[Dataset rows about figures]
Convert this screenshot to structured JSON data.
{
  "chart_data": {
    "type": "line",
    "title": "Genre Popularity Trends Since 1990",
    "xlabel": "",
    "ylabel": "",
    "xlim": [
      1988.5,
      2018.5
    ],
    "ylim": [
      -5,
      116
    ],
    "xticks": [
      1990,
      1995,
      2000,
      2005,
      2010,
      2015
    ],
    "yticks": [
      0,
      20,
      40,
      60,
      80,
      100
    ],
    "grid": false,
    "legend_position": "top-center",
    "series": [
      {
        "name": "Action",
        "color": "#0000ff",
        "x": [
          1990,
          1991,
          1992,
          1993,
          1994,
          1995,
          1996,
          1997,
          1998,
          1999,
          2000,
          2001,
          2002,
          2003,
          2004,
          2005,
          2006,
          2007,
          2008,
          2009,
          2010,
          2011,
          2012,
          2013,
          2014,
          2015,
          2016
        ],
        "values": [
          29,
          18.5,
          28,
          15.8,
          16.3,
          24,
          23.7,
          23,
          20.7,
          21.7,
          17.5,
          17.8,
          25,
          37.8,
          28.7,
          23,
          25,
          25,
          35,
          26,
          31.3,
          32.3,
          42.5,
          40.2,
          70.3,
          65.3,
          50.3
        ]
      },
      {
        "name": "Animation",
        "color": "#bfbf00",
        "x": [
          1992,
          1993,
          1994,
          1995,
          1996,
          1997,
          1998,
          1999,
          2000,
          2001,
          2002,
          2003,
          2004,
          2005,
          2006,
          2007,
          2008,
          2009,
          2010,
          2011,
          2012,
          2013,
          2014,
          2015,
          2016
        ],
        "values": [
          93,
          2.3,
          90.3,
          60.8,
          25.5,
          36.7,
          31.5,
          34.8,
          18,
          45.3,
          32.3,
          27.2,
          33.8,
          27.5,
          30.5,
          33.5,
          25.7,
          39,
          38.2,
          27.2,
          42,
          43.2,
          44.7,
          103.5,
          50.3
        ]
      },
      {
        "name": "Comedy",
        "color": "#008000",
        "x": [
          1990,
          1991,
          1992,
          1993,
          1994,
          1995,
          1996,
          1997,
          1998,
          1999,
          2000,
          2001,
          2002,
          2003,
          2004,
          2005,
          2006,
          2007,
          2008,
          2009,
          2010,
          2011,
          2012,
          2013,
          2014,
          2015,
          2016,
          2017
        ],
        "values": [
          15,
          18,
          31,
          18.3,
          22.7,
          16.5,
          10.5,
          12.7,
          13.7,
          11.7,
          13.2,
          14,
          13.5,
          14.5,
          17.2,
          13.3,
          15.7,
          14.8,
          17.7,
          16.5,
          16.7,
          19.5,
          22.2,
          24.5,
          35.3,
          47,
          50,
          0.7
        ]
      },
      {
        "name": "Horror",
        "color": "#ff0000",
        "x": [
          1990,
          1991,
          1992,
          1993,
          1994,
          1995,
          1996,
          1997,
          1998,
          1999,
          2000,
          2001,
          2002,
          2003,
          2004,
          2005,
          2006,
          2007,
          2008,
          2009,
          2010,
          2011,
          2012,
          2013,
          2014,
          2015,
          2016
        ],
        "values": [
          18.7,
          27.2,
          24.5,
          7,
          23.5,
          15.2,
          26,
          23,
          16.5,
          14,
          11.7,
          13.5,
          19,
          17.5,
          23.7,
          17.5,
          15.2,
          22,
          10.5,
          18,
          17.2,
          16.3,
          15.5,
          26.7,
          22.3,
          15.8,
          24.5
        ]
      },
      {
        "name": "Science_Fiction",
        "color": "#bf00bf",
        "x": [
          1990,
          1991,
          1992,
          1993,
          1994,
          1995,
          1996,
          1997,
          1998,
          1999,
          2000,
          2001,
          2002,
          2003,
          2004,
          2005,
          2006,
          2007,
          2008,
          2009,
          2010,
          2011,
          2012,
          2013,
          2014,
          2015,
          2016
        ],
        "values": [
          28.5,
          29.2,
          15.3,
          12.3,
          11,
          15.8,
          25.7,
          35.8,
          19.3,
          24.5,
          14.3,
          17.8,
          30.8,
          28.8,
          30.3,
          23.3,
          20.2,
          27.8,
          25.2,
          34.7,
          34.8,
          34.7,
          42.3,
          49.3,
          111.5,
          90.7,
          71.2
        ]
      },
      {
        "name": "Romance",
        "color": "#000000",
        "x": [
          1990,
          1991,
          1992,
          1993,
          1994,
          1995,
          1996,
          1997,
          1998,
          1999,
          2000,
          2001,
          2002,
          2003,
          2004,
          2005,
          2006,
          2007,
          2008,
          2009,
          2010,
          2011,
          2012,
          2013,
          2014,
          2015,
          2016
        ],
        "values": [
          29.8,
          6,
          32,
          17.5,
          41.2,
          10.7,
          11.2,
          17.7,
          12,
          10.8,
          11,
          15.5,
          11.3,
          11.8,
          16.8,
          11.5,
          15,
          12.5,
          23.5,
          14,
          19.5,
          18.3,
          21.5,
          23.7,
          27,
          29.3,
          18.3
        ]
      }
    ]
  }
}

**What you need to do:** Recopy the entries above in their entirety, exactly.

**Result for this exercise:**
Convert this screenshot to structured JSON data.
{
  "chart_data": {
    "type": "line",
    "title": "Genre Popularity Trends Since 1990",
    "xlabel": "",
    "ylabel": "",
    "xlim": [
      1988.5,
      2018.5
    ],
    "ylim": [
      -5,
      116
    ],
    "xticks": [
      1990,
      1995,
      2000,
      2005,
      2010,
      2015
    ],
    "yticks": [
      0,
      20,
      40,
      60,
      80,
      100
    ],
    "grid": false,
    "legend_position": "top-center",
    "series": [
      {
        "name": "Action",
        "color": "#0000ff",
        "x": [
          1990,
          1991,
          1992,
          1993,
          1994,
          1995,
          1996,
          1997,
          1998,
          1999,
          2000,
          2001,
          2002,
          2003,
          2004,
          2005,
          2006,
          2007,
          2008,
          2009,
          2010,
          2011,
          2012,
          2013,
          2014,
          2015,
          2016
        ],
        "values": [
          29,
          18.5,
          28,
          15.8,
          16.3,
          24,
          23.7,
          23,
          20.7,
          21.7,
          17.5,
          17.8,
          25,
          37.8,
          28.7,
          23,
          25,
          25,
          35,
          26,
          31.3,
          32.3,
          42.5,
          40.2,
          70.3,
          65.3,
          50.3
        ]
      },
      {
        "name": "Animation",
        "color": "#bfbf00",
        "x": [
          1992,
          1993,
          1994,
          1995,
          1996,
          1997,
          1998,
          1999,
          2000,
          2001,
          2002,
          2003,
          2004,
          2005,
          2006,
          2007,
          2008,
          2009,
          2010,
          2011,
          2012,
          2013,
          2014,
          2015,
          2016
        ],
        "values": [
          93,
          2.3,
          90.3,
          60.8,
          25.5,
          36.7,
          31.5,
          34.8,
          18,
          45.3,
          32.3,
          27.2,
          33.8,
          27.5,
          30.5,
          33.5,
          25.7,
          39,
          38.2,
          27.2,
          42,
          43.2,
          44.7,
          103.5,
          50.3
        ]
      },
      {
        "name": "Comedy",
        "color": "#008000",
        "x": [
          1990,
          1991,
          1992,
          1993,
          1994,
          1995,
          1996,
          1997,
          1998,
          1999,
          2000,
          2001,
          2002,
          2003,
          2004,
          2005,
          2006,
          2007,
          2008,
          2009,
          2010,
          2011,
          2012,
          2013,
          2014,
          2015,
          2016,
          2017
        ],
        "values": [
          15,
          18,
          31,
          18.3,
          22.7,
          16.5,
          10.5,
          12.7,
          13.7,
          11.7,
          13.2,
          14,
          13.5,
          14.5,
          17.2,
          13.3,
          15.7,
          14.8,
          17.7,
          16.5,
          16.7,
          19.5,
          22.2,
          24.5,
          35.3,
          47,
          50,
          0.7
        ]
      },
      {
        "name": "Horror",
        "color": "#ff0000",
        "x": [
          1990,
          1991,
          1992,
          1993,
          1994,
          1995,
          1996,
          1997,
          1998,
          1999,
          2000,
          2001,
          2002,
          2003,
          2004,
          2005,
          2006,
          2007,
          2008,
          2009,
          2010,
          2011,
          2012,
          2013,
          2014,
          2015,
          2016
        ],
        "values": [
          18.7,
          27.2,
          24.5,
          7,
          23.5,
          15.2,
          26,
          23,
          16.5,
          14,
          11.7,
          13.5,
          19,
          17.5,
          23.7,
          17.5,
          15.2,
          22,
          10.5,
          18,
          17.2,
          16.3,
          15.5,
          26.7,
          22.3,
          15.8,
          24.5
        ]
      },
      {
        "name": "Science_Fiction",
        "color": "#bf00bf",
        "x": [
          1990,
          1991,
          1992,
          1993,
          1994,
          1995,
          1996,
          1997,
          1998,
          1999,
          2000,
          2001,
          2002,
          2003,
          2004,
          2005,
          2006,
          2007,
          2008,
          2009,
          2010,
          2011,
          2012,
          2013,
          2014,
          2015,
          2016
        ],
        "values": [
          28.5,
          29.2,
          15.3,
          12.3,
          11,
          15.8,
          25.7,
          35.8,
          19.3,
          24.5,
          14.3,
          17.8,
          30.8,
          28.8,
          30.3,
          23.3,
          20.2,
          27.8,
          25.2,
          34.7,
          34.8,
          34.7,
          42.3,
          49.3,
          111.5,
          90.7,
          71.2
        ]
      },
      {
        "name": "Romance",
        "color": "#000000",
        "x": [
          1990,
          1991,
          1992,
          1993,
          1994,
          1995,
          1996,
          1997,
          1998,
          1999,
          2000,
          2001,
          2002,
          2003,
          2004,
          2005,
          2006,
          2007,
          2008,
          2009,
          2010,
          2011,
          2012,
          2013,
          2014,
          2015,
          2016
        ],
        "values": [
          29.8,
          6,
          32,
          17.5,
          41.2,
          10.7,
          11.2,
          17.7,
          12,
          10.8,
          11,
          15.5,
          11.3,
          11.8,
          16.8,
          11.5,
          15,
          12.5,
          23.5,
          14,
          19.5,
          18.3,
          21.5,
          23.7,
          27,
          29.3,
          18.3
        ]
      }
    ]
  }
}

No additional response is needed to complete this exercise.